◆ **Required work**: Set down the full listing exactly, character for character.

◆ **Records for this exercise**:
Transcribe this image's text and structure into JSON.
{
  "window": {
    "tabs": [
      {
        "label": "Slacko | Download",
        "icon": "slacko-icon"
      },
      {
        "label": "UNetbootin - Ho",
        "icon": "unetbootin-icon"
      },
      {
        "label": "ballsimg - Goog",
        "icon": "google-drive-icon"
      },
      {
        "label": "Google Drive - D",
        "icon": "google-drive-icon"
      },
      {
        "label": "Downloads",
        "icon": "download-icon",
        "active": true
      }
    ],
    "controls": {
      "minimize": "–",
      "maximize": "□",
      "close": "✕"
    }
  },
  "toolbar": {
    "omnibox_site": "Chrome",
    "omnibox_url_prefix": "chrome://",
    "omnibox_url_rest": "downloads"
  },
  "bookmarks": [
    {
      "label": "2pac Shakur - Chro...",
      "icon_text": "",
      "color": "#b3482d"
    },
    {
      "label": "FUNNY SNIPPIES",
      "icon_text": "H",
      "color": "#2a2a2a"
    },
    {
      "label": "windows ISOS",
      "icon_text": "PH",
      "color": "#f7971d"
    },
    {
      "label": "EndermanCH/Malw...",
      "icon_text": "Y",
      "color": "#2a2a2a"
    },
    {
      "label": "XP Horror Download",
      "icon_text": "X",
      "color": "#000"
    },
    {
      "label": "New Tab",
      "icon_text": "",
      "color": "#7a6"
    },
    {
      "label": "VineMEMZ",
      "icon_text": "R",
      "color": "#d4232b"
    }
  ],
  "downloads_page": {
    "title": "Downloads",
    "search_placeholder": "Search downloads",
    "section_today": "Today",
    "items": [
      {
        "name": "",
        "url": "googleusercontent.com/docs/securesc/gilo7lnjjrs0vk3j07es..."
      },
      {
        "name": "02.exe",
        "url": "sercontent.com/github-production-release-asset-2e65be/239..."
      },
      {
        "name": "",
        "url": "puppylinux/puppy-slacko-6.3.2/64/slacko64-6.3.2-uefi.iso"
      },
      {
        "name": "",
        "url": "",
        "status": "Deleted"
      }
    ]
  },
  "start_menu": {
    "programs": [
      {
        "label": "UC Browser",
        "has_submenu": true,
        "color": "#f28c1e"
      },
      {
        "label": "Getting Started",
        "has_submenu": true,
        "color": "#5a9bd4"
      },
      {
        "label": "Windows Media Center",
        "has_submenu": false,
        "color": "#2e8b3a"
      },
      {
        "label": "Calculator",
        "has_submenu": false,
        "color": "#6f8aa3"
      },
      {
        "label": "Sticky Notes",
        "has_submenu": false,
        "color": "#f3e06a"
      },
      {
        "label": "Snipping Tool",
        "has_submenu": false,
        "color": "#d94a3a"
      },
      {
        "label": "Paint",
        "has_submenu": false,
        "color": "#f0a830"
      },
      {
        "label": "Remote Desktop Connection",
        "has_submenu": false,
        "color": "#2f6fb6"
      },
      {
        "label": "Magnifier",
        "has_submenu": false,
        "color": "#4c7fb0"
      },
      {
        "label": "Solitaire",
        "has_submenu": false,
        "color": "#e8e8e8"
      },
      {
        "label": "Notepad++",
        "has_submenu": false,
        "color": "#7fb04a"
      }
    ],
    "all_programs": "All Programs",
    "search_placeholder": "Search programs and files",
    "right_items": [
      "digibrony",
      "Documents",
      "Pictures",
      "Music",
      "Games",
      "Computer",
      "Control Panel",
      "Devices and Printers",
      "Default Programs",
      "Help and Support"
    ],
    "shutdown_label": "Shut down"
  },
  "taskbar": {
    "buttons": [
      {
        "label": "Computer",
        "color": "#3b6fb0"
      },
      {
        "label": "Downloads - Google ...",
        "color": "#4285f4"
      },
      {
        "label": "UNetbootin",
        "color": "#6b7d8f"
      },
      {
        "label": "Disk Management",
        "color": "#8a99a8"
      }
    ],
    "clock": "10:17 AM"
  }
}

◆ **Response for this exercise**:
Transcribe this image's text and structure into JSON.
{
  "window": {
    "tabs": [
      {
        "label": "Slacko | Download",
        "icon": "slacko-icon"
      },
      {
        "label": "UNetbootin - Ho",
        "icon": "unetbootin-icon"
      },
      {
        "label": "ballsimg - Goog",
        "icon": "google-drive-icon"
      },
      {
        "label": "Google Drive - D",
        "icon": "google-drive-icon"
      },
      {
        "label": "Downloads",
        "icon": "download-icon",
        "active": true
      }
    ],
    "controls": {
      "minimize": "–",
      "maximize": "□",
      "close": "✕"
    }
  },
  "toolbar": {
    "omnibox_site": "Chrome",
    "omnibox_url_prefix": "chrome://",
    "omnibox_url_rest": "downloads"
  },
  "bookmarks": [
    {
      "label": "2pac Shakur - Chro...",
      "icon_text": "",
      "color": "#b3482d"
    },
    {
      "label": "FUNNY SNIPPIES",
      "icon_text": "H",
      "color": "#2a2a2a"
    },
    {
      "label": "windows ISOS",
      "icon_text": "PH",
      "color": "#f7971d"
    },
    {
      "label": "EndermanCH/Malw...",
      "icon_text": "Y",
      "color": "#2a2a2a"
    },
    {
      "label": "XP Horror Download",
      "icon_text": "X",
      "color": "#000"
    },
    {
      "label": "New Tab",
      "icon_text": "",
      "color": "#7a6"
    },
    {
      "label": "VineMEMZ",
      "icon_text": "R",
      "color": "#d4232b"
    }
  ],
  "downloads_page": {
    "title": "Downloads",
    "search_placeholder": "Search downloads",
    "section_today": "Today",
    "items": [
      {
        "name": "",
        "url": "googleusercontent.com/docs/securesc/gilo7lnjjrs0vk3j07es..."
      },
      {
        "name": "02.exe",
        "url": "sercontent.com/github-production-release-asset-2e65be/239..."
      },
      {
        "name": "",
        "url": "puppylinux/puppy-slacko-6.3.2/64/slacko64-6.3.2-uefi.iso"
      },
      {
        "name": "",
        "url": "",
        "status": "Deleted"
      }
    ]
  },
  "start_menu": {
    "programs": [
      {
        "label": "UC Browser",
        "has_submenu": true,
        "color": "#f28c1e"
      },
      {
        "label": "Getting Started",
        "has_submenu": true,
        "color": "#5a9bd4"
      },
      {
        "label": "Windows Media Center",
        "has_submenu": false,
        "color": "#2e8b3a"
      },
      {
        "label": "Calculator",
        "has_submenu": false,
        "color": "#6f8aa3"
      },
      {
        "label": "Sticky Notes",
        "has_submenu": false,
        "color": "#f3e06a"
      },
      {
        "label": "Snipping Tool",
        "has_submenu": false,
        "color": "#d94a3a"
      },
      {
        "label": "Paint",
        "has_submenu": false,
        "color": "#f0a830"
      },
      {
        "label": "Remote Desktop Connection",
        "has_submenu": false,
        "color": "#2f6fb6"
      },
      {
        "label": "Magnifier",
        "has_submenu": false,
        "color": "#4c7fb0"
      },
      {
        "label": "Solitaire",
        "has_submenu": false,
        "color": "#e8e8e8"
      },
      {
        "label": "Notepad++",
        "has_submenu": false,
        "color": "#7fb04a"
      }
    ],
    "all_programs": "All Programs",
    "search_placeholder": "Search programs and files",
    "right_items": [
      "digibrony",
      "Documents",
      "Pictures",
      "Music",
      "Games",
      "Computer",
      "Control Panel",
      "Devices and Printers",
      "Default Programs",
      "Help and Support"
    ],
    "shutdown_label": "Shut down"
  },
  "taskbar": {
    "buttons": [
      {
        "label": "Computer",
        "color": "#3b6fb0"
      },
      {
        "label": "Downloads - Google ...",
        "color": "#4285f4"
      },
      {
        "label": "UNetbootin",
        "color": "#6b7d8f"
      },
      {
        "label": "Disk Management",
        "color": "#8a99a8"
      }
    ],
    "clock": "10:17 AM"
  }
}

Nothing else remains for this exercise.